[Figure record extracts]
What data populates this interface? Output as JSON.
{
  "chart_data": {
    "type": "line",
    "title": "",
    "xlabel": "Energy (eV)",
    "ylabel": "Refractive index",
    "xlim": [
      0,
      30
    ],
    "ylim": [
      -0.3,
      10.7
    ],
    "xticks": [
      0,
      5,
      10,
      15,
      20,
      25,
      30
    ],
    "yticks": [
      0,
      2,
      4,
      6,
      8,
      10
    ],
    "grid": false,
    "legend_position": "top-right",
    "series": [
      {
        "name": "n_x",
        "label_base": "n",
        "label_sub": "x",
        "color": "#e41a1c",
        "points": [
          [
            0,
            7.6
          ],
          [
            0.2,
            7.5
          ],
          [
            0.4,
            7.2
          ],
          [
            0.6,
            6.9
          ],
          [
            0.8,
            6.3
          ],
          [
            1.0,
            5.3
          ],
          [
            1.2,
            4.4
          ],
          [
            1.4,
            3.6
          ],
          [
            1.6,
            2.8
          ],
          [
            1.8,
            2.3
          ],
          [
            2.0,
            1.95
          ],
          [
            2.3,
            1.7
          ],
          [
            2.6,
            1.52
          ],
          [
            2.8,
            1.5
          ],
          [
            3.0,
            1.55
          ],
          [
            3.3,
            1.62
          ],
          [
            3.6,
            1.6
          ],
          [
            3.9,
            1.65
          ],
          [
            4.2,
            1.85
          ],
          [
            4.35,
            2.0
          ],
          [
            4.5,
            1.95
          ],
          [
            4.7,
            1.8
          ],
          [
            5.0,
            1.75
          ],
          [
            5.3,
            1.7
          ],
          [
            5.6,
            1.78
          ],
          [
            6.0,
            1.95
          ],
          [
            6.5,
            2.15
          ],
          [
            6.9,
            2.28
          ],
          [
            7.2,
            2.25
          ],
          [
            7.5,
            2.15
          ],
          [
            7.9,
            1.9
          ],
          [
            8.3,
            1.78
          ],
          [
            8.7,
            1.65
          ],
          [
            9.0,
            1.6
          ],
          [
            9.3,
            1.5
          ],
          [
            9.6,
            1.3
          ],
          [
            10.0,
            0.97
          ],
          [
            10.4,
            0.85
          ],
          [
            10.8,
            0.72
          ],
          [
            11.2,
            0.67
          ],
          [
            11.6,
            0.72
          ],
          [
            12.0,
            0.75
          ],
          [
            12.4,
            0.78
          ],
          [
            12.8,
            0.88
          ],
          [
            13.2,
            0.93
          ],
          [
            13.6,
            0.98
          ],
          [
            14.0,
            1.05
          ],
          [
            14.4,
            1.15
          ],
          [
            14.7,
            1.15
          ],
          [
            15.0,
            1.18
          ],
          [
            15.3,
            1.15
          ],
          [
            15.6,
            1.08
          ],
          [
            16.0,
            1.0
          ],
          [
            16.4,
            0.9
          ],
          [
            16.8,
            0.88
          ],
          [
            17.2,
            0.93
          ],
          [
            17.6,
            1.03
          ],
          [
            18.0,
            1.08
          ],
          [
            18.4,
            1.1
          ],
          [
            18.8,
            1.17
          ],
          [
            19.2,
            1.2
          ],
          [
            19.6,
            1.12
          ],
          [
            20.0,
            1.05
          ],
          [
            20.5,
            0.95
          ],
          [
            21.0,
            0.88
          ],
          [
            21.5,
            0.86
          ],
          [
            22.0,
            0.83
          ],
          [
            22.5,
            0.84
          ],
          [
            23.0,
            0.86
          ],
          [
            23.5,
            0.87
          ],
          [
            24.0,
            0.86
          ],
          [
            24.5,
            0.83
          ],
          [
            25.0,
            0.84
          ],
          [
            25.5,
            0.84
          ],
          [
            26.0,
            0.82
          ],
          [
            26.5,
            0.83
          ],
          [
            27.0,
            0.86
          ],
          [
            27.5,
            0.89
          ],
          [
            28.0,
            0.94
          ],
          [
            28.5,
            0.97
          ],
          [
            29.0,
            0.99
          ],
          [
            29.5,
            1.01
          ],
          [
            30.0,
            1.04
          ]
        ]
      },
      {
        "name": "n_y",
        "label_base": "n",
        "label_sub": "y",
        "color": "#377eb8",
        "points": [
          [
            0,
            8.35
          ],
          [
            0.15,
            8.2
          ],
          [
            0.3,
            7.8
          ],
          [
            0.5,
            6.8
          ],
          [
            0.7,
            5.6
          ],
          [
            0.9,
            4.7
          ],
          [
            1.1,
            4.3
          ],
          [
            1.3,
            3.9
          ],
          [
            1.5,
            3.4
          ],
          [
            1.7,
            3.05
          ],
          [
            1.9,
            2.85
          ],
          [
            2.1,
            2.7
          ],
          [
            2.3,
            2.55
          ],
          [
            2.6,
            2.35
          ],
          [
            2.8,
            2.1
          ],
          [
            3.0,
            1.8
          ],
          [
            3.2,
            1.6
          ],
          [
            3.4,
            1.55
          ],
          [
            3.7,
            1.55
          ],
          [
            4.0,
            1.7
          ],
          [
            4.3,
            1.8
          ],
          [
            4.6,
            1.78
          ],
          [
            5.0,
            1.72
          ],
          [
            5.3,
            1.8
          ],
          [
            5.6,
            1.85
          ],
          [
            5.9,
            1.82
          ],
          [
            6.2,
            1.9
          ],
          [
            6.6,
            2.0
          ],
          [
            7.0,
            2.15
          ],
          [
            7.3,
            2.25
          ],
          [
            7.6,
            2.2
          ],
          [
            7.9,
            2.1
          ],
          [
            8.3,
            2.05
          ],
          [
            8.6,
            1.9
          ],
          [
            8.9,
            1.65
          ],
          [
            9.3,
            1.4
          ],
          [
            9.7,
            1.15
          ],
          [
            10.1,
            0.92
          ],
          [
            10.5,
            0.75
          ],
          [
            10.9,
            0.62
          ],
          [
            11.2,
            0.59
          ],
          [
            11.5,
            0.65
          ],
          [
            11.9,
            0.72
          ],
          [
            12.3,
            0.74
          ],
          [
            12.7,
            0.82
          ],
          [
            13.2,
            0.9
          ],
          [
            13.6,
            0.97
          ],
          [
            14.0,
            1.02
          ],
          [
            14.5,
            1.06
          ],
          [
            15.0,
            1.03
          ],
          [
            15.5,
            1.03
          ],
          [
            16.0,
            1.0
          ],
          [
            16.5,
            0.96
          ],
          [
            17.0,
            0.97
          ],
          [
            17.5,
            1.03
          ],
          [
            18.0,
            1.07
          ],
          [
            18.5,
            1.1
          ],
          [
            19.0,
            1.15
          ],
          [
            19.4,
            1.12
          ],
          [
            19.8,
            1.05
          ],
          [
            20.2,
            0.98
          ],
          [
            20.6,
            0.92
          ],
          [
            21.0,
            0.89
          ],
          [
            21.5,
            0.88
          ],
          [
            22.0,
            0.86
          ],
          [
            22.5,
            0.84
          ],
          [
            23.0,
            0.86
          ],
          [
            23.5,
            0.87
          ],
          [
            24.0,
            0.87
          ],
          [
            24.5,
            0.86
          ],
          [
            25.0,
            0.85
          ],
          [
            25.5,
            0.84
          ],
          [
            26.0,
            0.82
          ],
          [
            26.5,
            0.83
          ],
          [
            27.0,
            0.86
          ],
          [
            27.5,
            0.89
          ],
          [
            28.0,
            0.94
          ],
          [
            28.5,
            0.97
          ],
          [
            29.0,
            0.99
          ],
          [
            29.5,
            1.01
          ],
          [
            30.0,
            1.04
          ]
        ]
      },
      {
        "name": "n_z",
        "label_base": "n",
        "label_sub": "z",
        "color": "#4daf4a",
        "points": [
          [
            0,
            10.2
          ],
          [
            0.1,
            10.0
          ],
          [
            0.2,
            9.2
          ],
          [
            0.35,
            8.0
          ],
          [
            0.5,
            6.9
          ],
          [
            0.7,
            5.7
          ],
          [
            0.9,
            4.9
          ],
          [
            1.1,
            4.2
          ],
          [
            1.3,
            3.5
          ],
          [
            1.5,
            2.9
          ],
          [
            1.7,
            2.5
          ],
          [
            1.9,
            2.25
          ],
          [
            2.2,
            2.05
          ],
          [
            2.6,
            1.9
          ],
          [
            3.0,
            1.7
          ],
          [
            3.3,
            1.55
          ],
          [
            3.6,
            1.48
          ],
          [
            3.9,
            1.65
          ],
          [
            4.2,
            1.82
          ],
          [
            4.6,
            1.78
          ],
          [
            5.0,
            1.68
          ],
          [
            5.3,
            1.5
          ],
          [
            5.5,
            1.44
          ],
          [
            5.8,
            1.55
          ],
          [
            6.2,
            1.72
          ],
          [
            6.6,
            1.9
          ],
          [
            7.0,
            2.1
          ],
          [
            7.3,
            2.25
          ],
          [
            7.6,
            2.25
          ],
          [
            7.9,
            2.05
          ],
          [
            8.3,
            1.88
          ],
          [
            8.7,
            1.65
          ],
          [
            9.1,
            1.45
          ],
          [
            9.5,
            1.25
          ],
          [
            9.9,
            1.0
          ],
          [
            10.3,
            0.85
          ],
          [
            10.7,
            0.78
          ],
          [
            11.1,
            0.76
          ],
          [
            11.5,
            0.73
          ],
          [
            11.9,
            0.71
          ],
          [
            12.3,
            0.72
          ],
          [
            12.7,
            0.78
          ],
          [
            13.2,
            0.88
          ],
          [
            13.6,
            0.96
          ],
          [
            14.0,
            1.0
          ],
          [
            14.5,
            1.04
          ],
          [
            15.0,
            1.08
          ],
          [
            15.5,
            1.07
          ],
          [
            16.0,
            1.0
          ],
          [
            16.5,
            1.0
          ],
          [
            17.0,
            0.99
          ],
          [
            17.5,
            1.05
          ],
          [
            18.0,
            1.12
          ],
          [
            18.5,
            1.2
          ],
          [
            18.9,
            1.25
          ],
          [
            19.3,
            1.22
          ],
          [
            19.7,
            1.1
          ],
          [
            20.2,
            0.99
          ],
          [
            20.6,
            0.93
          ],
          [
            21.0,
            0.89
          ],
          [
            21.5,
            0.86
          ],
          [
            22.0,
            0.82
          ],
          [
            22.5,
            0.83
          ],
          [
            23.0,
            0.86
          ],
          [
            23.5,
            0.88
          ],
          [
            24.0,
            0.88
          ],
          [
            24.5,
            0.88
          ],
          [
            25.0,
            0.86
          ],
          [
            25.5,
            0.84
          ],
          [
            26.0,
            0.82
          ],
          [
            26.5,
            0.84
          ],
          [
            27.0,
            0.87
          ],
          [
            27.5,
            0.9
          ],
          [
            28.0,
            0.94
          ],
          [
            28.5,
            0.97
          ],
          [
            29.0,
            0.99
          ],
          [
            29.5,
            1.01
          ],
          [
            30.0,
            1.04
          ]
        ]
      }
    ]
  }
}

• **WHAT YOU ARE ASKED TO DO**: Of the lines above, how many contain the string "color"? Only the number is required.

• **SOLUTION BELOW**: 3